Dataset items
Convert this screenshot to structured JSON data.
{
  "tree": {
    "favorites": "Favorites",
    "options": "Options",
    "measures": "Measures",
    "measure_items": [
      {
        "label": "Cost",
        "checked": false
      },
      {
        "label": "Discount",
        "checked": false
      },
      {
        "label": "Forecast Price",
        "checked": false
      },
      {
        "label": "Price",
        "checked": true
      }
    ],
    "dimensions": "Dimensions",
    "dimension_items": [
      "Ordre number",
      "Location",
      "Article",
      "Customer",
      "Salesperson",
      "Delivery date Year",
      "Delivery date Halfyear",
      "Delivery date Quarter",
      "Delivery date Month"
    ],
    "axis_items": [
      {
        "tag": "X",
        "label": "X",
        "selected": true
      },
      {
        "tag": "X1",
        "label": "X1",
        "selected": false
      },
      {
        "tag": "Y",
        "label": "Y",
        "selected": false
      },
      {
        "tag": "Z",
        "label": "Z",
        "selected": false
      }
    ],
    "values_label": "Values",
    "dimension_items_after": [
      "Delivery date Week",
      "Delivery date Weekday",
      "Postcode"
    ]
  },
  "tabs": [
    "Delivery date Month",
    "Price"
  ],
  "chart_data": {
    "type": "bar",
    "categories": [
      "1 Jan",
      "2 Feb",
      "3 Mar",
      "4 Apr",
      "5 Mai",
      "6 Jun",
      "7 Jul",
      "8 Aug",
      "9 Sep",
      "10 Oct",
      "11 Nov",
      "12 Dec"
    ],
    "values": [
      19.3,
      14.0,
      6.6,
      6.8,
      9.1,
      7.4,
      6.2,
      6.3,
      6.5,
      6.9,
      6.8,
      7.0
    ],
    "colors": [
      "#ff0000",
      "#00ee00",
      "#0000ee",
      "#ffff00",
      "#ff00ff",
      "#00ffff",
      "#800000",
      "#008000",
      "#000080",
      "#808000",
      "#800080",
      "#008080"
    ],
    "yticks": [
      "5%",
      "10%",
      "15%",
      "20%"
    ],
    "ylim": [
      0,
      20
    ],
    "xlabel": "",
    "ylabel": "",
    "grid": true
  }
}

Your task
Repeat the listing above without any change.

Final result
Convert this screenshot to structured JSON data.
{
  "tree": {
    "favorites": "Favorites",
    "options": "Options",
    "measures": "Measures",
    "measure_items": [
      {
        "label": "Cost",
        "checked": false
      },
      {
        "label": "Discount",
        "checked": false
      },
      {
        "label": "Forecast Price",
        "checked": false
      },
      {
        "label": "Price",
        "checked": true
      }
    ],
    "dimensions": "Dimensions",
    "dimension_items": [
      "Ordre number",
      "Location",
      "Article",
      "Customer",
      "Salesperson",
      "Delivery date Year",
      "Delivery date Halfyear",
      "Delivery date Quarter",
      "Delivery date Month"
    ],
    "axis_items": [
      {
        "tag": "X",
        "label": "X",
        "selected": true
      },
      {
        "tag": "X1",
        "label": "X1",
        "selected": false
      },
      {
        "tag": "Y",
        "label": "Y",
        "selected": false
      },
      {
        "tag": "Z",
        "label": "Z",
        "selected": false
      }
    ],
    "values_label": "Values",
    "dimension_items_after": [
      "Delivery date Week",
      "Delivery date Weekday",
      "Postcode"
    ]
  },
  "tabs": [
    "Delivery date Month",
    "Price"
  ],
  "chart_data": {
    "type": "bar",
    "categories": [
      "1 Jan",
      "2 Feb",
      "3 Mar",
      "4 Apr",
      "5 Mai",
      "6 Jun",
      "7 Jul",
      "8 Aug",
      "9 Sep",
      "10 Oct",
      "11 Nov",
      "12 Dec"
    ],
    "values": [
      19.3,
      14.0,
      6.6,
      6.8,
      9.1,
      7.4,
      6.2,
      6.3,
      6.5,
      6.9,
      6.8,
      7.0
    ],
    "colors": [
      "#ff0000",
      "#00ee00",
      "#0000ee",
      "#ffff00",
      "#ff00ff",
      "#00ffff",
      "#800000",
      "#008000",
      "#000080",
      "#808000",
      "#800080",
      "#008080"
    ],
    "yticks": [
      "5%",
      "10%",
      "15%",
      "20%"
    ],
    "ylim": [
      0,
      20
    ],
    "xlabel": "",
    "ylabel": "",
    "grid": true
  }
}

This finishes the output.